→ **Information supplied**
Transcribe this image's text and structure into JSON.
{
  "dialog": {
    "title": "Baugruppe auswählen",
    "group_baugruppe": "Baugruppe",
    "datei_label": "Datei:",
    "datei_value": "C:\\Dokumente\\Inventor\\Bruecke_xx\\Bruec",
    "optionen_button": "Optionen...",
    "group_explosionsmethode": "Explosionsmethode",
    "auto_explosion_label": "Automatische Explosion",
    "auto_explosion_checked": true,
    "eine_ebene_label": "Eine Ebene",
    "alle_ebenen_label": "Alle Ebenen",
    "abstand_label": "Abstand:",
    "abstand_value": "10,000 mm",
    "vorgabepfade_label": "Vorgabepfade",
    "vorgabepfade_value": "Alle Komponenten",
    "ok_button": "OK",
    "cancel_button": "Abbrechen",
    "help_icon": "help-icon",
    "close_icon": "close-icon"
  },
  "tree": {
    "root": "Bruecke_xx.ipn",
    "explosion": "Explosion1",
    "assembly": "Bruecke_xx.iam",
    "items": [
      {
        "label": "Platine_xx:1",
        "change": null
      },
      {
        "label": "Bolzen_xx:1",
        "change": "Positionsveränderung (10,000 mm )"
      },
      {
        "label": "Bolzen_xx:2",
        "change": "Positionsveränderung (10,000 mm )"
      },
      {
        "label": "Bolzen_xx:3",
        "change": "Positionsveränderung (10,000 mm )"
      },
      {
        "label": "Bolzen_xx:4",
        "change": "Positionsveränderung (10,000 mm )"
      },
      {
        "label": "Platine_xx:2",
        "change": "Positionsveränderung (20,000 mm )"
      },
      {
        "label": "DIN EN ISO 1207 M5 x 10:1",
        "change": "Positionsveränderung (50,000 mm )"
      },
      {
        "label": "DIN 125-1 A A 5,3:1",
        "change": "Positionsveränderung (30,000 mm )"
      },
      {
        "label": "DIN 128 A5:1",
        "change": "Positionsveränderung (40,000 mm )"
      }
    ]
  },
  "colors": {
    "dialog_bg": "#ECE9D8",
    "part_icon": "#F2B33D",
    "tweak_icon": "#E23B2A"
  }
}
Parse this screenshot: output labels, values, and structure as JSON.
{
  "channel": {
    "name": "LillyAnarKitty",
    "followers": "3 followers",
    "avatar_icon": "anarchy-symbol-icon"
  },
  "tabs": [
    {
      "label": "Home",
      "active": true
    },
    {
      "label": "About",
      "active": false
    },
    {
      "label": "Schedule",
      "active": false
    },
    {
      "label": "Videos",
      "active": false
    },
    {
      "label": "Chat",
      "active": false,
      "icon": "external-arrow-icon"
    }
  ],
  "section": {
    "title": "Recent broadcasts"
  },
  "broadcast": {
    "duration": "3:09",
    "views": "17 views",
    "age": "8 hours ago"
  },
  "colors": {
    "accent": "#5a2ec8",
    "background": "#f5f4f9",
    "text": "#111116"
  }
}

→ **Exercise**
Collect the lines of the records that include the string "Alle".

→ **Full answer**
    "alle_ebenen_label": "Alle Ebenen",
    "vorgabepfade_value": "Alle Komponenten",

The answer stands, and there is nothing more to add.